You are asked to write out the entries exactly as they are given.

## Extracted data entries
================================

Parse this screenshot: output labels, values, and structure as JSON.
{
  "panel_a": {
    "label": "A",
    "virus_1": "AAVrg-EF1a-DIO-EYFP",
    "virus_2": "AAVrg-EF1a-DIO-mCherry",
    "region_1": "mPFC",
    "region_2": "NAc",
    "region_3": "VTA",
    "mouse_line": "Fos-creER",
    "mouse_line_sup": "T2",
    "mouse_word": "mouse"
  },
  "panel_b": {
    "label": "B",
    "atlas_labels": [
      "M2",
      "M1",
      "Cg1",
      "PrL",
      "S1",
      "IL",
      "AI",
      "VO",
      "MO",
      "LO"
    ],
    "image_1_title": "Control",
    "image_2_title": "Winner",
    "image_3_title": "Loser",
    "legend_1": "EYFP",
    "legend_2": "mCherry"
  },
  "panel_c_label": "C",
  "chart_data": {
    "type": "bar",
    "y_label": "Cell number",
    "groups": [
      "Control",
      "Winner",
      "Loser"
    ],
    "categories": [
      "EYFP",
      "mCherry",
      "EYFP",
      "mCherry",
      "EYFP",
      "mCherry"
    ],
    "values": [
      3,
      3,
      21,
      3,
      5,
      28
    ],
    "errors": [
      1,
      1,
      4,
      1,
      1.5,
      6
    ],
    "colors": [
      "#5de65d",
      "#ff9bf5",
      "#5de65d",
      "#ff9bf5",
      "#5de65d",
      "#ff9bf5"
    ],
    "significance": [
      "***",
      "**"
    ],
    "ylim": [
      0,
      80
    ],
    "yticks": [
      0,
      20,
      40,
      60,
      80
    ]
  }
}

================================

## EXERCISE RESPONSE
Parse this screenshot: output labels, values, and structure as JSON.
{
  "panel_a": {
    "label": "A",
    "virus_1": "AAVrg-EF1a-DIO-EYFP",
    "virus_2": "AAVrg-EF1a-DIO-mCherry",
    "region_1": "mPFC",
    "region_2": "NAc",
    "region_3": "VTA",
    "mouse_line": "Fos-creER",
    "mouse_line_sup": "T2",
    "mouse_word": "mouse"
  },
  "panel_b": {
    "label": "B",
    "atlas_labels": [
      "M2",
      "M1",
      "Cg1",
      "PrL",
      "S1",
      "IL",
      "AI",
      "VO",
      "MO",
      "LO"
    ],
    "image_1_title": "Control",
    "image_2_title": "Winner",
    "image_3_title": "Loser",
    "legend_1": "EYFP",
    "legend_2": "mCherry"
  },
  "panel_c_label": "C",
  "chart_data": {
    "type": "bar",
    "y_label": "Cell number",
    "groups": [
      "Control",
      "Winner",
      "Loser"
    ],
    "categories": [
      "EYFP",
      "mCherry",
      "EYFP",
      "mCherry",
      "EYFP",
      "mCherry"
    ],
    "values": [
      3,
      3,
      21,
      3,
      5,
      28
    ],
    "errors": [
      1,
      1,
      4,
      1,
      1.5,
      6
    ],
    "colors": [
      "#5de65d",
      "#ff9bf5",
      "#5de65d",
      "#ff9bf5",
      "#5de65d",
      "#ff9bf5"
    ],
    "significance": [
      "***",
      "**"
    ],
    "ylim": [
      0,
      80
    ],
    "yticks": [
      0,
      20,
      40,
      60,
      80
    ]
  }
}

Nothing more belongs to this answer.